■ Do this:
Write each line out exactly, leaving none out.

Data entries

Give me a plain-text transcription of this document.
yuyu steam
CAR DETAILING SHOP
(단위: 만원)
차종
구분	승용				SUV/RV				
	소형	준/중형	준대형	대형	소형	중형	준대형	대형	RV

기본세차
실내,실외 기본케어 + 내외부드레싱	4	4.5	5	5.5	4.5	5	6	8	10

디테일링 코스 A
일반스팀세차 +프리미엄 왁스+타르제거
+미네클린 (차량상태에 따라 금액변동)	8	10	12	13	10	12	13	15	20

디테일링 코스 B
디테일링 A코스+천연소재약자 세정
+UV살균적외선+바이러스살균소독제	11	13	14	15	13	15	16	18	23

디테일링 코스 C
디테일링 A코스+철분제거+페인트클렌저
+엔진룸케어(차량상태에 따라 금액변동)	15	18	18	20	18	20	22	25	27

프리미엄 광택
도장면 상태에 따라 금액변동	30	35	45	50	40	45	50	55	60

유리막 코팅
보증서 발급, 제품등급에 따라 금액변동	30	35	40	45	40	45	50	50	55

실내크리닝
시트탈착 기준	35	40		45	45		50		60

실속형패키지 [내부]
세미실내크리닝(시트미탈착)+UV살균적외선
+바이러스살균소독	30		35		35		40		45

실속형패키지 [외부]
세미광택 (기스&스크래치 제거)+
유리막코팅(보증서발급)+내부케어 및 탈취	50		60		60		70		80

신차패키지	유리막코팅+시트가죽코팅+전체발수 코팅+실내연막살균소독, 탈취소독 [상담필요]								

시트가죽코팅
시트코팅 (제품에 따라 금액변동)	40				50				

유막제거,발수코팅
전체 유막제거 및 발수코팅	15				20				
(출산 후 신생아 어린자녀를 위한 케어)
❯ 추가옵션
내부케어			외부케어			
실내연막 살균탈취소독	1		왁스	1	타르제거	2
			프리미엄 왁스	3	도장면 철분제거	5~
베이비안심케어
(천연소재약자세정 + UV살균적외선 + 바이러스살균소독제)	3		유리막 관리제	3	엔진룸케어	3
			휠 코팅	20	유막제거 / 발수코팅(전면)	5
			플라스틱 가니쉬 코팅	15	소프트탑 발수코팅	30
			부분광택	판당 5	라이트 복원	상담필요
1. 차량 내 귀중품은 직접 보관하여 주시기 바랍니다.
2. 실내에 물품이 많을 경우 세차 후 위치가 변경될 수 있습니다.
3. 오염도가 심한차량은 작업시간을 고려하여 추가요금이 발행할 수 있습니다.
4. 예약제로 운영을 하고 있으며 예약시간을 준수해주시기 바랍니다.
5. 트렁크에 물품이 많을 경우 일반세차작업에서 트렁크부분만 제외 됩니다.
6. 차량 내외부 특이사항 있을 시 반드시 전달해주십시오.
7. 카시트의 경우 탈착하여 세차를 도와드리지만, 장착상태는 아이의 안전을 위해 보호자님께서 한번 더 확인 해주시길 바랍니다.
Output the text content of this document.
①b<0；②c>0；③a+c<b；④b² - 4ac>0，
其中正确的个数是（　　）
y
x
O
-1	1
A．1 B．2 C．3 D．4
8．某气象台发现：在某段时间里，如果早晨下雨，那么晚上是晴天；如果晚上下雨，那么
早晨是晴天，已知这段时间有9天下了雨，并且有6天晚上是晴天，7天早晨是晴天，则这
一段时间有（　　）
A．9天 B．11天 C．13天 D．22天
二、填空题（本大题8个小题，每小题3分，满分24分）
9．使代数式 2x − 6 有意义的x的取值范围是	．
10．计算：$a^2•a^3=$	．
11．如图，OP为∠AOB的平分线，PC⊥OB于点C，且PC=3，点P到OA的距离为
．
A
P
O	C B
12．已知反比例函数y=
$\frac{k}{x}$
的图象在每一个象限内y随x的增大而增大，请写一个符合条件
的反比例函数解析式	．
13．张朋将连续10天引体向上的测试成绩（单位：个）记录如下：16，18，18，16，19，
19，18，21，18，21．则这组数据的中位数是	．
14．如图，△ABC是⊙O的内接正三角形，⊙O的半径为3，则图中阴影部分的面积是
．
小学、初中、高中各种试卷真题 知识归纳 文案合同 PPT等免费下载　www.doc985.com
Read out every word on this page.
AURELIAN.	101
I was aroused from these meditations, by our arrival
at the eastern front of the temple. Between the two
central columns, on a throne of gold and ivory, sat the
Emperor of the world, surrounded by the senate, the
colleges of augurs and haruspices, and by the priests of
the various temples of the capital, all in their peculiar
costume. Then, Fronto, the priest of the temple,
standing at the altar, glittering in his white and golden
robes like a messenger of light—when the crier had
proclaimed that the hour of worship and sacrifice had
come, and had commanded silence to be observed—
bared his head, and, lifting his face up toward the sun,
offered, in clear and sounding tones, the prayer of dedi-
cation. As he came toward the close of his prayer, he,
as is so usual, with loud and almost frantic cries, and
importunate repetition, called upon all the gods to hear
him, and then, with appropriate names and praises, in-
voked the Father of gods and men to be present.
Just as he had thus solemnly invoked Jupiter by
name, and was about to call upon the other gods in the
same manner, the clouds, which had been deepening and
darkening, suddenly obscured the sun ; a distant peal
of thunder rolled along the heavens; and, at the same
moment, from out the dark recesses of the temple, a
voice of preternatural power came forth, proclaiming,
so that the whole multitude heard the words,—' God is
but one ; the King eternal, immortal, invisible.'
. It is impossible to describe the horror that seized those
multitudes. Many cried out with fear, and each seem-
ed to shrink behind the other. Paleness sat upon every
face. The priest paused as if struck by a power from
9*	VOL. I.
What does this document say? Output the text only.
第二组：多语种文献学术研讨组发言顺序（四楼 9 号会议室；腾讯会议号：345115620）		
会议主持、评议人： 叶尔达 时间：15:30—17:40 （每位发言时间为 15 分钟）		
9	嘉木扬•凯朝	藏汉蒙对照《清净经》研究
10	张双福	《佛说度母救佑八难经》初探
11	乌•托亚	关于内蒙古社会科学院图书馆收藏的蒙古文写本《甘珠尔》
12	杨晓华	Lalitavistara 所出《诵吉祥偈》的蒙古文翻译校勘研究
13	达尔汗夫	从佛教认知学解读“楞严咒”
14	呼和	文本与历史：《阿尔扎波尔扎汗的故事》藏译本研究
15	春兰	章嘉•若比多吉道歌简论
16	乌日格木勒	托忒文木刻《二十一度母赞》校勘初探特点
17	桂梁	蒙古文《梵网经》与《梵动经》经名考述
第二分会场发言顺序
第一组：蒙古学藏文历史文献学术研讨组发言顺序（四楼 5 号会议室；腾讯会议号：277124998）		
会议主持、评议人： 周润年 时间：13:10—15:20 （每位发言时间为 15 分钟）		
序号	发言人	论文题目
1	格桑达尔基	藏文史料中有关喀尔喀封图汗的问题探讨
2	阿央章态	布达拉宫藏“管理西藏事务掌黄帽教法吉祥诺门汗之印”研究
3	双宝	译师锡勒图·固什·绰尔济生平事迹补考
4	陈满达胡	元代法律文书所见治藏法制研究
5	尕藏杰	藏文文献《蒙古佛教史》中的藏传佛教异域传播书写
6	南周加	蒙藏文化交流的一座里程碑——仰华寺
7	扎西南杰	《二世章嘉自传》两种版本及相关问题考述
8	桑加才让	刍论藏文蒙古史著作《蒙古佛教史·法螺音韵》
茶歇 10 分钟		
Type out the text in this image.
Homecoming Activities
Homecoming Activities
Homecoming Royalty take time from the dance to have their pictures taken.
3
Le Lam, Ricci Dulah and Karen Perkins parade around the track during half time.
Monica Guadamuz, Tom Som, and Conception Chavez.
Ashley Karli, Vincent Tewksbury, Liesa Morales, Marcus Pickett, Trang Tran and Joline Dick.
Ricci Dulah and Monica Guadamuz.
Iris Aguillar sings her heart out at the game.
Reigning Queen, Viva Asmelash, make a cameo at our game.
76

■ Written reply:
Give me a plain-text transcription of this document.
yuyu steam
CAR DETAILING SHOP
(단위: 만원)
차종
구분	승용				SUV/RV				
	소형	준/중형	준대형	대형	소형	중형	준대형	대형	RV

기본세차
실내,실외 기본케어 + 내외부드레싱	4	4.5	5	5.5	4.5	5	6	8	10

디테일링 코스 A
일반스팀세차 +프리미엄 왁스+타르제거
+미네클린 (차량상태에 따라 금액변동)	8	10	12	13	10	12	13	15	20

디테일링 코스 B
디테일링 A코스+천연소재약자 세정
+UV살균적외선+바이러스살균소독제	11	13	14	15	13	15	16	18	23

디테일링 코스 C
디테일링 A코스+철분제거+페인트클렌저
+엔진룸케어(차량상태에 따라 금액변동)	15	18	18	20	18	20	22	25	27

프리미엄 광택
도장면 상태에 따라 금액변동	30	35	45	50	40	45	50	55	60

유리막 코팅
보증서 발급, 제품등급에 따라 금액변동	30	35	40	45	40	45	50	50	55

실내크리닝
시트탈착 기준	35	40		45	45		50		60

실속형패키지 [내부]
세미실내크리닝(시트미탈착)+UV살균적외선
+바이러스살균소독	30		35		35		40		45

실속형패키지 [외부]
세미광택 (기스&스크래치 제거)+
유리막코팅(보증서발급)+내부케어 및 탈취	50		60		60		70		80

신차패키지	유리막코팅+시트가죽코팅+전체발수 코팅+실내연막살균소독, 탈취소독 [상담필요]								

시트가죽코팅
시트코팅 (제품에 따라 금액변동)	40				50				

유막제거,발수코팅
전체 유막제거 및 발수코팅	15				20				
(출산 후 신생아 어린자녀를 위한 케어)
❯ 추가옵션
내부케어			외부케어			
실내연막 살균탈취소독	1		왁스	1	타르제거	2
			프리미엄 왁스	3	도장면 철분제거	5~
베이비안심케어
(천연소재약자세정 + UV살균적외선 + 바이러스살균소독제)	3		유리막 관리제	3	엔진룸케어	3
			휠 코팅	20	유막제거 / 발수코팅(전면)	5
			플라스틱 가니쉬 코팅	15	소프트탑 발수코팅	30
			부분광택	판당 5	라이트 복원	상담필요
1. 차량 내 귀중품은 직접 보관하여 주시기 바랍니다.
2. 실내에 물품이 많을 경우 세차 후 위치가 변경될 수 있습니다.
3. 오염도가 심한차량은 작업시간을 고려하여 추가요금이 발행할 수 있습니다.
4. 예약제로 운영을 하고 있으며 예약시간을 준수해주시기 바랍니다.
5. 트렁크에 물품이 많을 경우 일반세차작업에서 트렁크부분만 제외 됩니다.
6. 차량 내외부 특이사항 있을 시 반드시 전달해주십시오.
7. 카시트의 경우 탈착하여 세차를 도와드리지만, 장착상태는 아이의 안전을 위해 보호자님께서 한번 더 확인 해주시길 바랍니다.
Output the text content of this document.
①b<0；②c>0；③a+c<b；④b² - 4ac>0，
其中正确的个数是（　　）
y
x
O
-1	1
A．1 B．2 C．3 D．4
8．某气象台发现：在某段时间里，如果早晨下雨，那么晚上是晴天；如果晚上下雨，那么
早晨是晴天，已知这段时间有9天下了雨，并且有6天晚上是晴天，7天早晨是晴天，则这
一段时间有（　　）
A．9天 B．11天 C．13天 D．22天
二、填空题（本大题8个小题，每小题3分，满分24分）
9．使代数式 2x − 6 有意义的x的取值范围是	．
10．计算：$a^2•a^3=$	．
11．如图，OP为∠AOB的平分线，PC⊥OB于点C，且PC=3，点P到OA的距离为
．
A
P
O	C B
12．已知反比例函数y=
$\frac{k}{x}$
的图象在每一个象限内y随x的增大而增大，请写一个符合条件
的反比例函数解析式	．
13．张朋将连续10天引体向上的测试成绩（单位：个）记录如下：16，18，18，16，19，
19，18，21，18，21．则这组数据的中位数是	．
14．如图，△ABC是⊙O的内接正三角形，⊙O的半径为3，则图中阴影部分的面积是
．
小学、初中、高中各种试卷真题 知识归纳 文案合同 PPT等免费下载　www.doc985.com
Read out every word on this page.
AURELIAN.	101
I was aroused from these meditations, by our arrival
at the eastern front of the temple. Between the two
central columns, on a throne of gold and ivory, sat the
Emperor of the world, surrounded by the senate, the
colleges of augurs and haruspices, and by the priests of
the various temples of the capital, all in their peculiar
costume. Then, Fronto, the priest of the temple,
standing at the altar, glittering in his white and golden
robes like a messenger of light—when the crier had
proclaimed that the hour of worship and sacrifice had
come, and had commanded silence to be observed—
bared his head, and, lifting his face up toward the sun,
offered, in clear and sounding tones, the prayer of dedi-
cation. As he came toward the close of his prayer, he,
as is so usual, with loud and almost frantic cries, and
importunate repetition, called upon all the gods to hear
him, and then, with appropriate names and praises, in-
voked the Father of gods and men to be present.
Just as he had thus solemnly invoked Jupiter by
name, and was about to call upon the other gods in the
same manner, the clouds, which had been deepening and
darkening, suddenly obscured the sun ; a distant peal
of thunder rolled along the heavens; and, at the same
moment, from out the dark recesses of the temple, a
voice of preternatural power came forth, proclaiming,
so that the whole multitude heard the words,—' God is
but one ; the King eternal, immortal, invisible.'
. It is impossible to describe the horror that seized those
multitudes. Many cried out with fear, and each seem-
ed to shrink behind the other. Paleness sat upon every
face. The priest paused as if struck by a power from
9*	VOL. I.
What does this document say? Output the text only.
第二组：多语种文献学术研讨组发言顺序（四楼 9 号会议室；腾讯会议号：345115620）		
会议主持、评议人： 叶尔达 时间：15:30—17:40 （每位发言时间为 15 分钟）		
9	嘉木扬•凯朝	藏汉蒙对照《清净经》研究
10	张双福	《佛说度母救佑八难经》初探
11	乌•托亚	关于内蒙古社会科学院图书馆收藏的蒙古文写本《甘珠尔》
12	杨晓华	Lalitavistara 所出《诵吉祥偈》的蒙古文翻译校勘研究
13	达尔汗夫	从佛教认知学解读“楞严咒”
14	呼和	文本与历史：《阿尔扎波尔扎汗的故事》藏译本研究
15	春兰	章嘉•若比多吉道歌简论
16	乌日格木勒	托忒文木刻《二十一度母赞》校勘初探特点
17	桂梁	蒙古文《梵网经》与《梵动经》经名考述
第二分会场发言顺序
第一组：蒙古学藏文历史文献学术研讨组发言顺序（四楼 5 号会议室；腾讯会议号：277124998）		
会议主持、评议人： 周润年 时间：13:10—15:20 （每位发言时间为 15 分钟）		
序号	发言人	论文题目
1	格桑达尔基	藏文史料中有关喀尔喀封图汗的问题探讨
2	阿央章态	布达拉宫藏“管理西藏事务掌黄帽教法吉祥诺门汗之印”研究
3	双宝	译师锡勒图·固什·绰尔济生平事迹补考
4	陈满达胡	元代法律文书所见治藏法制研究
5	尕藏杰	藏文文献《蒙古佛教史》中的藏传佛教异域传播书写
6	南周加	蒙藏文化交流的一座里程碑——仰华寺
7	扎西南杰	《二世章嘉自传》两种版本及相关问题考述
8	桑加才让	刍论藏文蒙古史著作《蒙古佛教史·法螺音韵》
茶歇 10 分钟		
Type out the text in this image.
Homecoming Activities
Homecoming Activities
Homecoming Royalty take time from the dance to have their pictures taken.
3
Le Lam, Ricci Dulah and Karen Perkins parade around the track during half time.
Monica Guadamuz, Tom Som, and Conception Chavez.
Ashley Karli, Vincent Tewksbury, Liesa Morales, Marcus Pickett, Trang Tran and Joline Dick.
Ricci Dulah and Monica Guadamuz.
Iris Aguillar sings her heart out at the game.
Reigning Queen, Viva Asmelash, make a cameo at our game.
76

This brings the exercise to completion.